> **To be done**
Make an exact copy of the lines, leaving the pictures out.
--- Start of Data entries ---
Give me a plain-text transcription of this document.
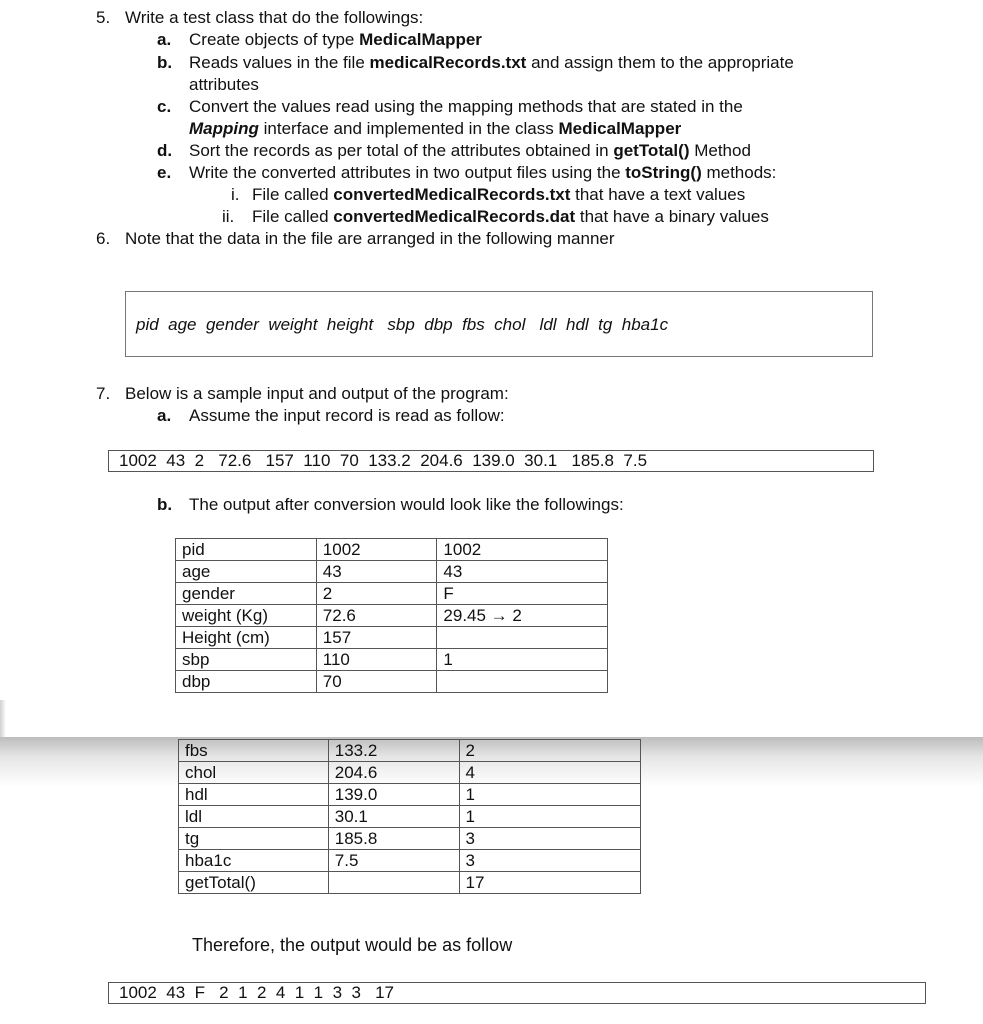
5. Write a test class that do the followings:
a. Create objects of type MedicalMapper
b. Reads values in the file medicalRecords.txt and assign them to the appropriate
attributes
c. Convert the values read using the mapping methods that are stated in the
Mapping interface and implemented in the class MedicalMapper
d. Sort the records as per total of the attributes obtained in getTotal() Method
e. Write the converted attributes in two output files using the toString() methods:
i. File called convertedMedicalRecords.txt that have a text values
ii. File called convertedMedicalRecords.dat that have a binary values
6. Note that the data in the file are arranged in the following manner
pid  age  gender  weight  height   sbp  dbp  fbs  chol   ldl  hdl  tg  hba1c
7. Below is a sample input and output of the program:
a. Assume the input record is read as follow:
1002  43  2   72.6   157  110  70  133.2  204.6  139.0  30.1   185.8  7.5
b. The output after conversion would look like the followings:
pid	1002	1002
age	43	43
gender	2	F
weight (Kg)	72.6	29.45 → 2
Height (cm)	157	
sbp	110	1
dbp	70	
fbs	133.2	2
chol	204.6	4
hdl	139.0	1
ldl	30.1	1
tg	185.8	3
hba1c	7.5	3
getTotal()		17
Therefore, the output would be as follow
1002  43  F   2  1  2  4  1  1  3  3   17
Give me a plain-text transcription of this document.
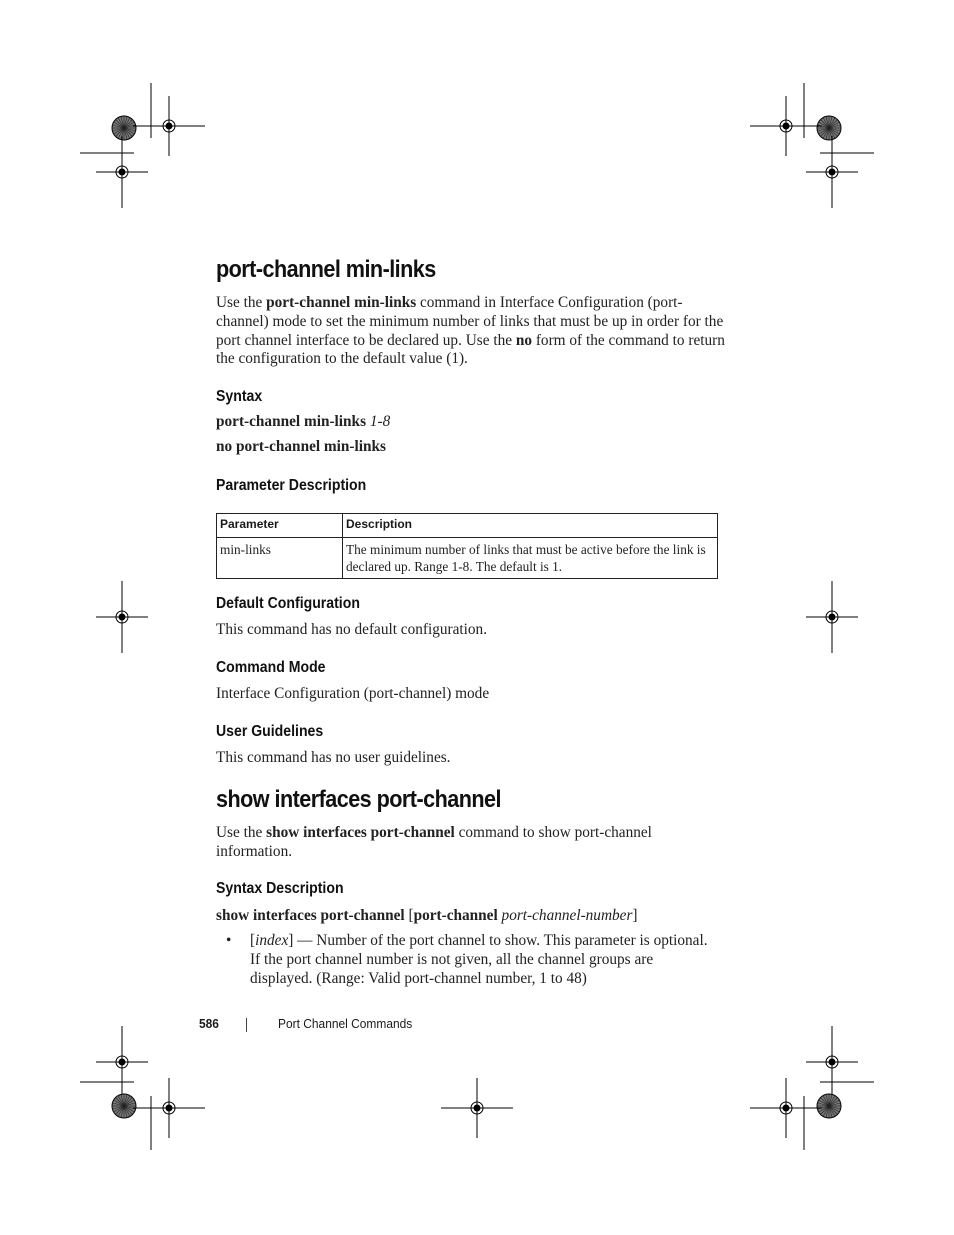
port-channel min-links
Use the port-channel min-links command in Interface Configuration (port-channel) mode to set the minimum number of links that must be up in order for the port channel interface to be declared up. Use the no form of the command to return the configuration to the default value (1).
Syntax
port-channel min-links 1-8
no port-channel min-links
Parameter Description
Parameter	Description
min-links	The minimum number of links that must be active before the link is declared up. Range 1-8. The default is 1.
Default Configuration
This command has no default configuration.
Command Mode
Interface Configuration (port-channel) mode
User Guidelines
This command has no user guidelines.
show interfaces port-channel
Use the show interfaces port-channel command to show port-channel information.
Syntax Description
show interfaces port-channel [port-channel port-channel-number]
•	[index] — Number of the port channel to show. This parameter is optional. If the port channel number is not given, all the channel groups are displayed. (Range: Valid port-channel number, 1 to 48)
586	Port Channel Commands
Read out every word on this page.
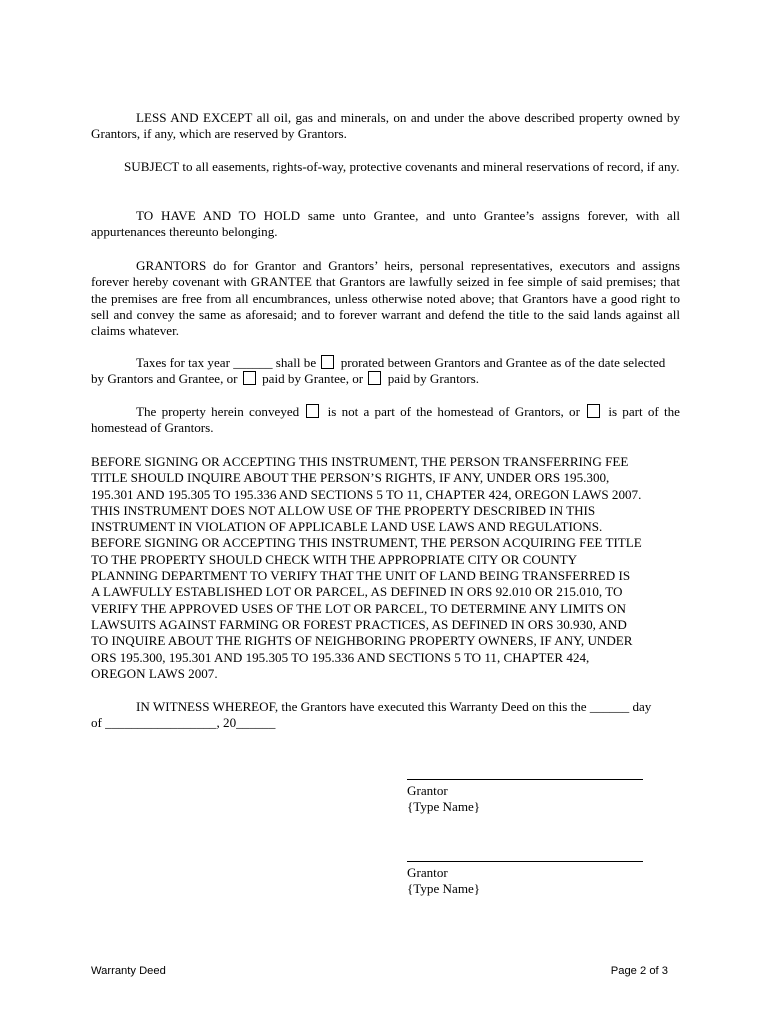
LESS AND EXCEPT all oil, gas and minerals, on and under the above described property owned by Grantors, if any, which are reserved by Grantors.

SUBJECT to all easements, rights-of-way, protective covenants and mineral reservations of record, if any.

TO HAVE AND TO HOLD same unto Grantee, and unto Grantee’s assigns forever, with all appurtenances thereunto belonging.

GRANTORS do for Grantor and Grantors’ heirs, personal representatives, executors and assigns forever hereby covenant with GRANTEE that Grantors are lawfully seized in fee simple of said premises; that the premises are free from all encumbrances, unless otherwise noted above; that Grantors have a good right to sell and convey the same as aforesaid; and to forever warrant and defend the title to the said lands against all claims whatever.

Taxes for tax year ______ shall be  prorated between Grantors and Grantee as of the date selected by Grantors and Grantee, or  paid by Grantee, or  paid by Grantors.

The property herein conveyed  is not a part of the homestead of Grantors, or  is part of the homestead of Grantors.

BEFORE SIGNING OR ACCEPTING THIS INSTRUMENT, THE PERSON TRANSFERRING FEE
TITLE SHOULD INQUIRE ABOUT THE PERSON’S RIGHTS, IF ANY, UNDER ORS 195.300,
195.301 AND 195.305 TO 195.336 AND SECTIONS 5 TO 11, CHAPTER 424, OREGON LAWS 2007.
THIS INSTRUMENT DOES NOT ALLOW USE OF THE PROPERTY DESCRIBED IN THIS
INSTRUMENT IN VIOLATION OF APPLICABLE LAND USE LAWS AND REGULATIONS.
BEFORE SIGNING OR ACCEPTING THIS INSTRUMENT, THE PERSON ACQUIRING FEE TITLE
TO THE PROPERTY SHOULD CHECK WITH THE APPROPRIATE CITY OR COUNTY
PLANNING DEPARTMENT TO VERIFY THAT THE UNIT OF LAND BEING TRANSFERRED IS
A LAWFULLY ESTABLISHED LOT OR PARCEL, AS DEFINED IN ORS 92.010 OR 215.010, TO
VERIFY THE APPROVED USES OF THE LOT OR PARCEL, TO DETERMINE ANY LIMITS ON
LAWSUITS AGAINST FARMING OR FOREST PRACTICES, AS DEFINED IN ORS 30.930, AND
TO INQUIRE ABOUT THE RIGHTS OF NEIGHBORING PROPERTY OWNERS, IF ANY, UNDER
ORS 195.300, 195.301 AND 195.305 TO 195.336 AND SECTIONS 5 TO 11, CHAPTER 424,
OREGON LAWS 2007.
IN WITNESS WHEREOF, the Grantors have executed this Warranty Deed on this the ______ day
of _________________, 20______
Grantor
{Type Name}
Grantor
{Type Name}
Warranty Deed	Page 2 of 3
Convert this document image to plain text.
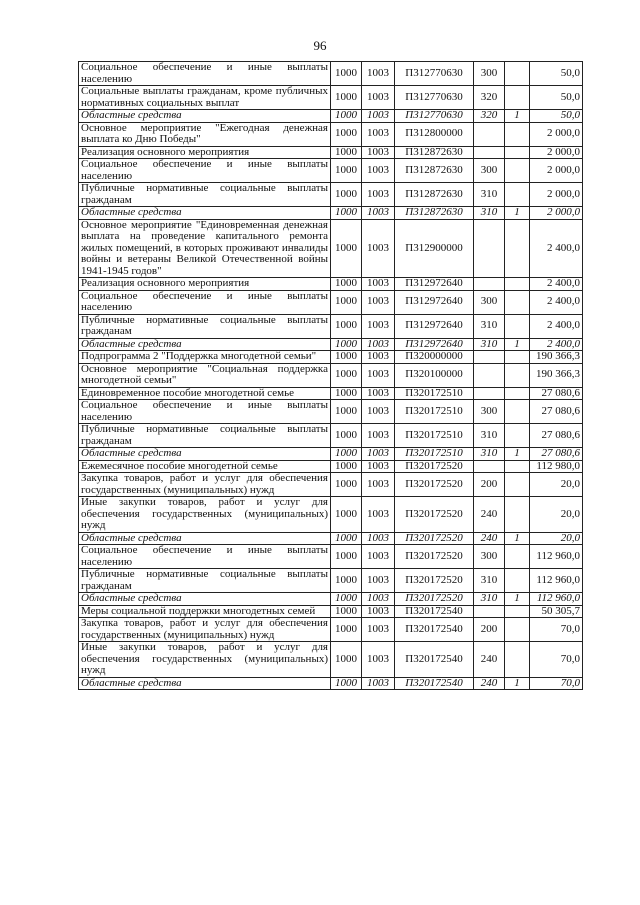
96
Социальное обеспечение и иные выплаты населению	1000	1003	П312770630	300		50,0
Социальные выплаты гражданам, кроме публичных нормативных социальных выплат	1000	1003	П312770630	320		50,0
Областные средства	1000	1003	П312770630	320	1	50,0
Основное мероприятие "Ежегодная денежная выплата ко Дню Победы"	1000	1003	П312800000			2 000,0
Реализация основного мероприятия	1000	1003	П312872630			2 000,0
Социальное обеспечение и иные выплаты населению	1000	1003	П312872630	300		2 000,0
Публичные нормативные социальные выплаты гражданам	1000	1003	П312872630	310		2 000,0
Областные средства	1000	1003	П312872630	310	1	2 000,0
Основное мероприятие "Единовременная денежная выплата на проведение капитального ремонта жилых помещений, в которых проживают инвалиды войны и ветераны Великой Отечественной войны 1941-1945 годов"	1000	1003	П312900000			2 400,0
Реализация основного мероприятия	1000	1003	П312972640			2 400,0
Социальное обеспечение и иные выплаты населению	1000	1003	П312972640	300		2 400,0
Публичные нормативные социальные выплаты гражданам	1000	1003	П312972640	310		2 400,0
Областные средства	1000	1003	П312972640	310	1	2 400,0
Подпрограмма 2 "Поддержка многодетной семьи"	1000	1003	П320000000			190 366,3
Основное мероприятие "Социальная поддержка многодетной семьи"	1000	1003	П320100000			190 366,3
Единовременное пособие многодетной семье	1000	1003	П320172510			27 080,6
Социальное обеспечение и иные выплаты населению	1000	1003	П320172510	300		27 080,6
Публичные нормативные социальные выплаты гражданам	1000	1003	П320172510	310		27 080,6
Областные средства	1000	1003	П320172510	310	1	27 080,6
Ежемесячное пособие многодетной семье	1000	1003	П320172520			112 980,0
Закупка товаров, работ и услуг для обеспечения государственных (муниципальных) нужд	1000	1003	П320172520	200		20,0
Иные закупки товаров, работ и услуг для обеспечения государственных (муниципальных) нужд	1000	1003	П320172520	240		20,0
Областные средства	1000	1003	П320172520	240	1	20,0
Социальное обеспечение и иные выплаты населению	1000	1003	П320172520	300		112 960,0
Публичные нормативные социальные выплаты гражданам	1000	1003	П320172520	310		112 960,0
Областные средства	1000	1003	П320172520	310	1	112 960,0
Меры социальной поддержки многодетных семей	1000	1003	П320172540			50 305,7
Закупка товаров, работ и услуг для обеспечения государственных (муниципальных) нужд	1000	1003	П320172540	200		70,0
Иные закупки товаров, работ и услуг для обеспечения государственных (муниципальных) нужд	1000	1003	П320172540	240		70,0
Областные средства	1000	1003	П320172540	240	1	70,0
--- End of Data entries ---
> **Reply to the exercise**
Give me a plain-text transcription of this document.
5. Write a test class that do the followings:
a. Create objects of type MedicalMapper
b. Reads values in the file medicalRecords.txt and assign them to the appropriate
attributes
c. Convert the values read using the mapping methods that are stated in the
Mapping interface and implemented in the class MedicalMapper
d. Sort the records as per total of the attributes obtained in getTotal() Method
e. Write the converted attributes in two output files using the toString() methods:
i. File called convertedMedicalRecords.txt that have a text values
ii. File called convertedMedicalRecords.dat that have a binary values
6. Note that the data in the file are arranged in the following manner
pid  age  gender  weight  height   sbp  dbp  fbs  chol   ldl  hdl  tg  hba1c
7. Below is a sample input and output of the program:
a. Assume the input record is read as follow:
1002  43  2   72.6   157  110  70  133.2  204.6  139.0  30.1   185.8  7.5
b. The output after conversion would look like the followings:
pid	1002	1002
age	43	43
gender	2	F
weight (Kg)	72.6	29.45 → 2
Height (cm)	157	
sbp	110	1
dbp	70	
fbs	133.2	2
chol	204.6	4
hdl	139.0	1
ldl	30.1	1
tg	185.8	3
hba1c	7.5	3
getTotal()		17
Therefore, the output would be as follow
1002  43  F   2  1  2  4  1  1  3  3   17
Give me a plain-text transcription of this document.
port-channel min-links
Use the port-channel min-links command in Interface Configuration (port-channel) mode to set the minimum number of links that must be up in order for the port channel interface to be declared up. Use the no form of the command to return the configuration to the default value (1).
Syntax
port-channel min-links 1-8
no port-channel min-links
Parameter Description
Parameter	Description
min-links	The minimum number of links that must be active before the link is declared up. Range 1-8. The default is 1.
Default Configuration
This command has no default configuration.
Command Mode
Interface Configuration (port-channel) mode
User Guidelines
This command has no user guidelines.
show interfaces port-channel
Use the show interfaces port-channel command to show port-channel information.
Syntax Description
show interfaces port-channel [port-channel port-channel-number]
•	[index] — Number of the port channel to show. This parameter is optional. If the port channel number is not given, all the channel groups are displayed. (Range: Valid port-channel number, 1 to 48)
586	Port Channel Commands
Read out every word on this page.
LESS AND EXCEPT all oil, gas and minerals, on and under the above described property owned by Grantors, if any, which are reserved by Grantors.

SUBJECT to all easements, rights-of-way, protective covenants and mineral reservations of record, if any.

TO HAVE AND TO HOLD same unto Grantee, and unto Grantee’s assigns forever, with all appurtenances thereunto belonging.

GRANTORS do for Grantor and Grantors’ heirs, personal representatives, executors and assigns forever hereby covenant with GRANTEE that Grantors are lawfully seized in fee simple of said premises; that the premises are free from all encumbrances, unless otherwise noted above; that Grantors have a good right to sell and convey the same as aforesaid; and to forever warrant and defend the title to the said lands against all claims whatever.

Taxes for tax year ______ shall be  prorated between Grantors and Grantee as of the date selected by Grantors and Grantee, or  paid by Grantee, or  paid by Grantors.

The property herein conveyed  is not a part of the homestead of Grantors, or  is part of the homestead of Grantors.

BEFORE SIGNING OR ACCEPTING THIS INSTRUMENT, THE PERSON TRANSFERRING FEE
TITLE SHOULD INQUIRE ABOUT THE PERSON’S RIGHTS, IF ANY, UNDER ORS 195.300,
195.301 AND 195.305 TO 195.336 AND SECTIONS 5 TO 11, CHAPTER 424, OREGON LAWS 2007.
THIS INSTRUMENT DOES NOT ALLOW USE OF THE PROPERTY DESCRIBED IN THIS
INSTRUMENT IN VIOLATION OF APPLICABLE LAND USE LAWS AND REGULATIONS.
BEFORE SIGNING OR ACCEPTING THIS INSTRUMENT, THE PERSON ACQUIRING FEE TITLE
TO THE PROPERTY SHOULD CHECK WITH THE APPROPRIATE CITY OR COUNTY
PLANNING DEPARTMENT TO VERIFY THAT THE UNIT OF LAND BEING TRANSFERRED IS
A LAWFULLY ESTABLISHED LOT OR PARCEL, AS DEFINED IN ORS 92.010 OR 215.010, TO
VERIFY THE APPROVED USES OF THE LOT OR PARCEL, TO DETERMINE ANY LIMITS ON
LAWSUITS AGAINST FARMING OR FOREST PRACTICES, AS DEFINED IN ORS 30.930, AND
TO INQUIRE ABOUT THE RIGHTS OF NEIGHBORING PROPERTY OWNERS, IF ANY, UNDER
ORS 195.300, 195.301 AND 195.305 TO 195.336 AND SECTIONS 5 TO 11, CHAPTER 424,
OREGON LAWS 2007.
IN WITNESS WHEREOF, the Grantors have executed this Warranty Deed on this the ______ day
of _________________, 20______
Grantor
{Type Name}
Grantor
{Type Name}
Warranty Deed	Page 2 of 3
Convert this document image to plain text.
96
Социальное обеспечение и иные выплаты населению	1000	1003	П312770630	300		50,0
Социальные выплаты гражданам, кроме публичных нормативных социальных выплат	1000	1003	П312770630	320		50,0
Областные средства	1000	1003	П312770630	320	1	50,0
Основное мероприятие "Ежегодная денежная выплата ко Дню Победы"	1000	1003	П312800000			2 000,0
Реализация основного мероприятия	1000	1003	П312872630			2 000,0
Социальное обеспечение и иные выплаты населению	1000	1003	П312872630	300		2 000,0
Публичные нормативные социальные выплаты гражданам	1000	1003	П312872630	310		2 000,0
Областные средства	1000	1003	П312872630	310	1	2 000,0
Основное мероприятие "Единовременная денежная выплата на проведение капитального ремонта жилых помещений, в которых проживают инвалиды войны и ветераны Великой Отечественной войны 1941-1945 годов"	1000	1003	П312900000			2 400,0
Реализация основного мероприятия	1000	1003	П312972640			2 400,0
Социальное обеспечение и иные выплаты населению	1000	1003	П312972640	300		2 400,0
Публичные нормативные социальные выплаты гражданам	1000	1003	П312972640	310		2 400,0
Областные средства	1000	1003	П312972640	310	1	2 400,0
Подпрограмма 2 "Поддержка многодетной семьи"	1000	1003	П320000000			190 366,3
Основное мероприятие "Социальная поддержка многодетной семьи"	1000	1003	П320100000			190 366,3
Единовременное пособие многодетной семье	1000	1003	П320172510			27 080,6
Социальное обеспечение и иные выплаты населению	1000	1003	П320172510	300		27 080,6
Публичные нормативные социальные выплаты гражданам	1000	1003	П320172510	310		27 080,6
Областные средства	1000	1003	П320172510	310	1	27 080,6
Ежемесячное пособие многодетной семье	1000	1003	П320172520			112 980,0
Закупка товаров, работ и услуг для обеспечения государственных (муниципальных) нужд	1000	1003	П320172520	200		20,0
Иные закупки товаров, работ и услуг для обеспечения государственных (муниципальных) нужд	1000	1003	П320172520	240		20,0
Областные средства	1000	1003	П320172520	240	1	20,0
Социальное обеспечение и иные выплаты населению	1000	1003	П320172520	300		112 960,0
Публичные нормативные социальные выплаты гражданам	1000	1003	П320172520	310		112 960,0
Областные средства	1000	1003	П320172520	310	1	112 960,0
Меры социальной поддержки многодетных семей	1000	1003	П320172540			50 305,7
Закупка товаров, работ и услуг для обеспечения государственных (муниципальных) нужд	1000	1003	П320172540	200		70,0
Иные закупки товаров, работ и услуг для обеспечения государственных (муниципальных) нужд	1000	1003	П320172540	240		70,0
Областные средства	1000	1003	П320172540	240	1	70,0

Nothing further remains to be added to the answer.